··· SOURCE MATERIAL ···

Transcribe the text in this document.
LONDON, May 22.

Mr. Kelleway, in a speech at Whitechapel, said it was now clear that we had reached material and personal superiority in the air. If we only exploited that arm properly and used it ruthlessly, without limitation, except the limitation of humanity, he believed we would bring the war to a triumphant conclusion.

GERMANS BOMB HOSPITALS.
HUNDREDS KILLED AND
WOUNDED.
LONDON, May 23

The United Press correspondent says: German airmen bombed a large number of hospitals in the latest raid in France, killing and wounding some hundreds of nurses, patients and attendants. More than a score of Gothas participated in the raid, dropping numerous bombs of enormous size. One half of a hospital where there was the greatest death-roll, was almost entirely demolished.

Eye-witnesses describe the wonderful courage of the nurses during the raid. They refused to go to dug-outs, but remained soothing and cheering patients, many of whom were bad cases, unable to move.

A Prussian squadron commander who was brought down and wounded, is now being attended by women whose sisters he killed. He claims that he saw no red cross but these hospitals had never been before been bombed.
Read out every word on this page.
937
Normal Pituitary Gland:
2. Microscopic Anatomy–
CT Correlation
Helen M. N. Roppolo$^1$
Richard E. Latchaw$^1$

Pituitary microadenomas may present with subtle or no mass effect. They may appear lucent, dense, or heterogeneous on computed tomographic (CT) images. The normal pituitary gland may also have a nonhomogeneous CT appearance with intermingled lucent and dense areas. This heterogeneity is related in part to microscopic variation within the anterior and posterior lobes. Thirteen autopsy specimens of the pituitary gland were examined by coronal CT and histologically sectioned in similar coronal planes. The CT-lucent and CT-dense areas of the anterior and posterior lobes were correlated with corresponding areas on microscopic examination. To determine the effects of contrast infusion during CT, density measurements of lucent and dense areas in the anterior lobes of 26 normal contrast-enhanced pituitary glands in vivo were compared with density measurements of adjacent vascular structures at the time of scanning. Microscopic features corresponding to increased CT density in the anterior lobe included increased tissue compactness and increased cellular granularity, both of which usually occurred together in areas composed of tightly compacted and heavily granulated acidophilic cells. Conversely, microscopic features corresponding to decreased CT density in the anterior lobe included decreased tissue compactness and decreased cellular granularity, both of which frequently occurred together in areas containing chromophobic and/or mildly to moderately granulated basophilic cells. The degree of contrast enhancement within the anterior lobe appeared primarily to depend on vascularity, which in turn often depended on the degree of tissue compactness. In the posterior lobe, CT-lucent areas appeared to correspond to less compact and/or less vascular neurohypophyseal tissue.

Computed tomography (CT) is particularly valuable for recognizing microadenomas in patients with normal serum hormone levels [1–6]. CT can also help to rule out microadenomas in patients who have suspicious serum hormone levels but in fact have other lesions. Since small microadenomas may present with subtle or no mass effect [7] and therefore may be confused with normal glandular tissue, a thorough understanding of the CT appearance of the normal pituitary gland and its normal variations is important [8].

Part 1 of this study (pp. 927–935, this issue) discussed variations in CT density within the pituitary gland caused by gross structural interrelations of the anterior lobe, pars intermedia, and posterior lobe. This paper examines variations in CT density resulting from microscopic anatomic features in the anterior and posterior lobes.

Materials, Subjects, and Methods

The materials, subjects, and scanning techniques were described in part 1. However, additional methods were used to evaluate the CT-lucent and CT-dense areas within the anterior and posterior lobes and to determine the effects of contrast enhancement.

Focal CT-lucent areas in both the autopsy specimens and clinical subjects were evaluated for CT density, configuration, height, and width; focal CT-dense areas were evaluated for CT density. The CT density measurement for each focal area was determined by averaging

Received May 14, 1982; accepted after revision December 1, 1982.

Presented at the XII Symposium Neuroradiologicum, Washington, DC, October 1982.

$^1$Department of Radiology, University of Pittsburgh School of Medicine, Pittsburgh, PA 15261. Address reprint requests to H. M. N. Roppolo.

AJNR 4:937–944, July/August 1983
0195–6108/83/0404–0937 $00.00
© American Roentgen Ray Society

···

- _WORK TO BE COMPLETED_: Repeat the entries above verbatim.

- _PROBLEM SOLUTION_:
Transcribe the text in this document.
LONDON, May 22.

Mr. Kelleway, in a speech at Whitechapel, said it was now clear that we had reached material and personal superiority in the air. If we only exploited that arm properly and used it ruthlessly, without limitation, except the limitation of humanity, he believed we would bring the war to a triumphant conclusion.

GERMANS BOMB HOSPITALS.
HUNDREDS KILLED AND
WOUNDED.
LONDON, May 23

The United Press correspondent says: German airmen bombed a large number of hospitals in the latest raid in France, killing and wounding some hundreds of nurses, patients and attendants. More than a score of Gothas participated in the raid, dropping numerous bombs of enormous size. One half of a hospital where there was the greatest death-roll, was almost entirely demolished.

Eye-witnesses describe the wonderful courage of the nurses during the raid. They refused to go to dug-outs, but remained soothing and cheering patients, many of whom were bad cases, unable to move.

A Prussian squadron commander who was brought down and wounded, is now being attended by women whose sisters he killed. He claims that he saw no red cross but these hospitals had never been before been bombed.
Read out every word on this page.
937
Normal Pituitary Gland:
2. Microscopic Anatomy–
CT Correlation
Helen M. N. Roppolo$^1$
Richard E. Latchaw$^1$

Pituitary microadenomas may present with subtle or no mass effect. They may appear lucent, dense, or heterogeneous on computed tomographic (CT) images. The normal pituitary gland may also have a nonhomogeneous CT appearance with intermingled lucent and dense areas. This heterogeneity is related in part to microscopic variation within the anterior and posterior lobes. Thirteen autopsy specimens of the pituitary gland were examined by coronal CT and histologically sectioned in similar coronal planes. The CT-lucent and CT-dense areas of the anterior and posterior lobes were correlated with corresponding areas on microscopic examination. To determine the effects of contrast infusion during CT, density measurements of lucent and dense areas in the anterior lobes of 26 normal contrast-enhanced pituitary glands in vivo were compared with density measurements of adjacent vascular structures at the time of scanning. Microscopic features corresponding to increased CT density in the anterior lobe included increased tissue compactness and increased cellular granularity, both of which usually occurred together in areas composed of tightly compacted and heavily granulated acidophilic cells. Conversely, microscopic features corresponding to decreased CT density in the anterior lobe included decreased tissue compactness and decreased cellular granularity, both of which frequently occurred together in areas containing chromophobic and/or mildly to moderately granulated basophilic cells. The degree of contrast enhancement within the anterior lobe appeared primarily to depend on vascularity, which in turn often depended on the degree of tissue compactness. In the posterior lobe, CT-lucent areas appeared to correspond to less compact and/or less vascular neurohypophyseal tissue.

Computed tomography (CT) is particularly valuable for recognizing microadenomas in patients with normal serum hormone levels [1–6]. CT can also help to rule out microadenomas in patients who have suspicious serum hormone levels but in fact have other lesions. Since small microadenomas may present with subtle or no mass effect [7] and therefore may be confused with normal glandular tissue, a thorough understanding of the CT appearance of the normal pituitary gland and its normal variations is important [8].

Part 1 of this study (pp. 927–935, this issue) discussed variations in CT density within the pituitary gland caused by gross structural interrelations of the anterior lobe, pars intermedia, and posterior lobe. This paper examines variations in CT density resulting from microscopic anatomic features in the anterior and posterior lobes.

Materials, Subjects, and Methods

The materials, subjects, and scanning techniques were described in part 1. However, additional methods were used to evaluate the CT-lucent and CT-dense areas within the anterior and posterior lobes and to determine the effects of contrast enhancement.

Focal CT-lucent areas in both the autopsy specimens and clinical subjects were evaluated for CT density, configuration, height, and width; focal CT-dense areas were evaluated for CT density. The CT density measurement for each focal area was determined by averaging

Received May 14, 1982; accepted after revision December 1, 1982.

Presented at the XII Symposium Neuroradiologicum, Washington, DC, October 1982.

$^1$Department of Radiology, University of Pittsburgh School of Medicine, Pittsburgh, PA 15261. Address reprint requests to H. M. N. Roppolo.

AJNR 4:937–944, July/August 1983
0195–6108/83/0404–0937 $00.00
© American Roentgen Ray Society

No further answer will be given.